_Exercise goal_: Your task is to copy the listing exactly, with the pictures left out.

_Records to use_:

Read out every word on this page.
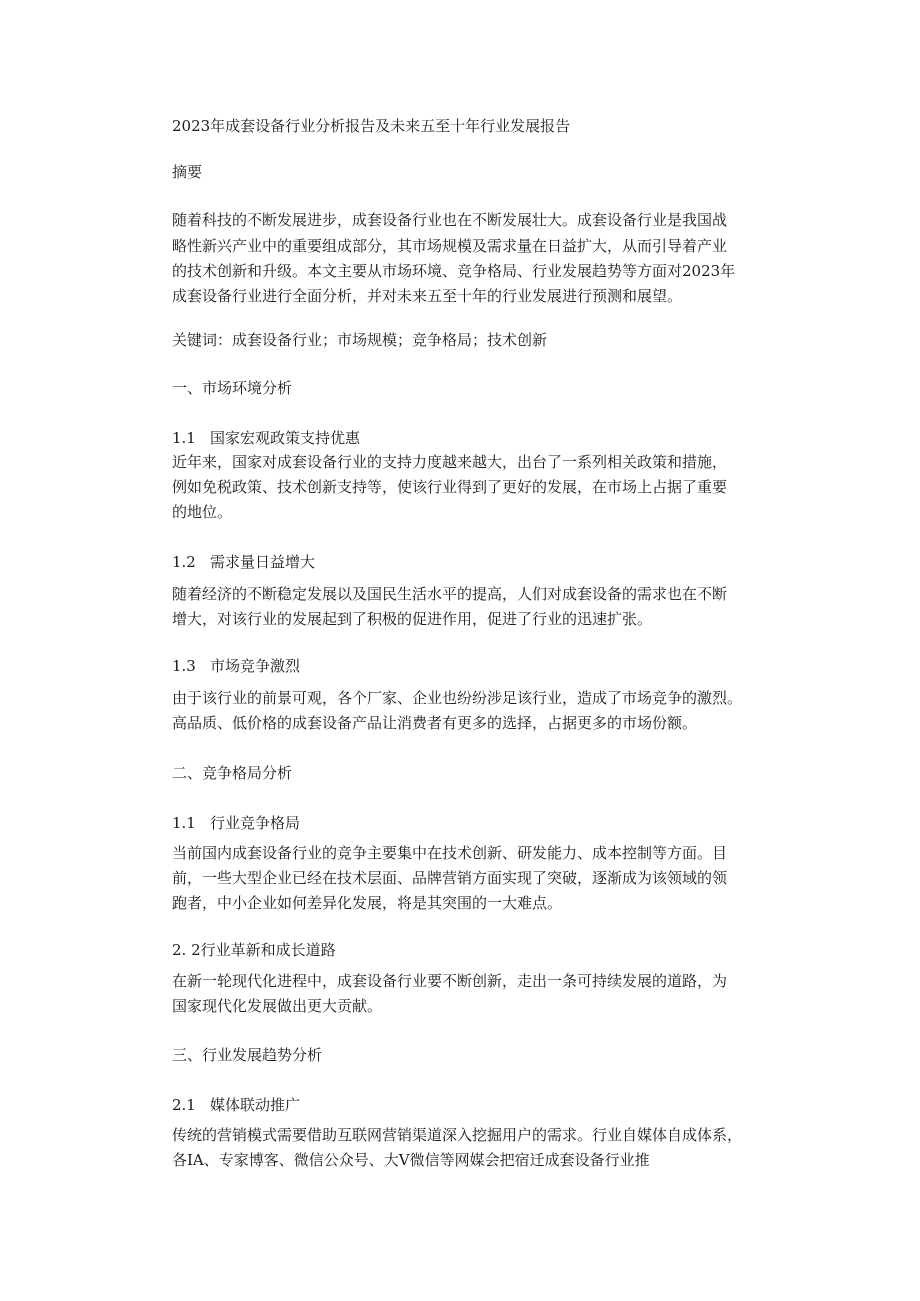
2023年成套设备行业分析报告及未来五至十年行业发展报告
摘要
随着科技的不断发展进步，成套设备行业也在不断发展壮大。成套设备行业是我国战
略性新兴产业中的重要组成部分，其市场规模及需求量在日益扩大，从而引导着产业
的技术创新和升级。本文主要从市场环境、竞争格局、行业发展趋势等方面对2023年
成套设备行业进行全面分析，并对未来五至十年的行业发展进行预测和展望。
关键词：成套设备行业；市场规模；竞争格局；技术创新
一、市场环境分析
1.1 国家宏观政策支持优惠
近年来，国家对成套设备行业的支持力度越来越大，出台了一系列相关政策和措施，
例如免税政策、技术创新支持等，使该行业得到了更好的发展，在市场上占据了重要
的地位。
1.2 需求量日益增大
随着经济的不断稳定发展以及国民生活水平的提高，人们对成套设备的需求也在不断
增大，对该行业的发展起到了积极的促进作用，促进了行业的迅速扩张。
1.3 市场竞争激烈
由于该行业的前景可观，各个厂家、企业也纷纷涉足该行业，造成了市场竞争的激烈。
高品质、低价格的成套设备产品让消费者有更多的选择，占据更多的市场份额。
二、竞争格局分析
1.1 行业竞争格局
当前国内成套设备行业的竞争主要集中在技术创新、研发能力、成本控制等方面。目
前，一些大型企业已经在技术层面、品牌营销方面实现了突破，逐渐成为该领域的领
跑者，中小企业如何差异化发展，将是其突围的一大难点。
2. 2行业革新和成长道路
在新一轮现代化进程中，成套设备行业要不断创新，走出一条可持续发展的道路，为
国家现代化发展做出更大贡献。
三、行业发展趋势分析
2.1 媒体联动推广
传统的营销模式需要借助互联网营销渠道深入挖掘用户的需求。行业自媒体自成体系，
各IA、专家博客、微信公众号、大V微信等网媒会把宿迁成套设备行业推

_The answer_:
Read out every word on this page.
2023年成套设备行业分析报告及未来五至十年行业发展报告
摘要
随着科技的不断发展进步，成套设备行业也在不断发展壮大。成套设备行业是我国战
略性新兴产业中的重要组成部分，其市场规模及需求量在日益扩大，从而引导着产业
的技术创新和升级。本文主要从市场环境、竞争格局、行业发展趋势等方面对2023年
成套设备行业进行全面分析，并对未来五至十年的行业发展进行预测和展望。
关键词：成套设备行业；市场规模；竞争格局；技术创新
一、市场环境分析
1.1 国家宏观政策支持优惠
近年来，国家对成套设备行业的支持力度越来越大，出台了一系列相关政策和措施，
例如免税政策、技术创新支持等，使该行业得到了更好的发展，在市场上占据了重要
的地位。
1.2 需求量日益增大
随着经济的不断稳定发展以及国民生活水平的提高，人们对成套设备的需求也在不断
增大，对该行业的发展起到了积极的促进作用，促进了行业的迅速扩张。
1.3 市场竞争激烈
由于该行业的前景可观，各个厂家、企业也纷纷涉足该行业，造成了市场竞争的激烈。
高品质、低价格的成套设备产品让消费者有更多的选择，占据更多的市场份额。
二、竞争格局分析
1.1 行业竞争格局
当前国内成套设备行业的竞争主要集中在技术创新、研发能力、成本控制等方面。目
前，一些大型企业已经在技术层面、品牌营销方面实现了突破，逐渐成为该领域的领
跑者，中小企业如何差异化发展，将是其突围的一大难点。
2. 2行业革新和成长道路
在新一轮现代化进程中，成套设备行业要不断创新，走出一条可持续发展的道路，为
国家现代化发展做出更大贡献。
三、行业发展趋势分析
2.1 媒体联动推广
传统的营销模式需要借助互联网营销渠道深入挖掘用户的需求。行业自媒体自成体系，
各IA、专家博客、微信公众号、大V微信等网媒会把宿迁成套设备行业推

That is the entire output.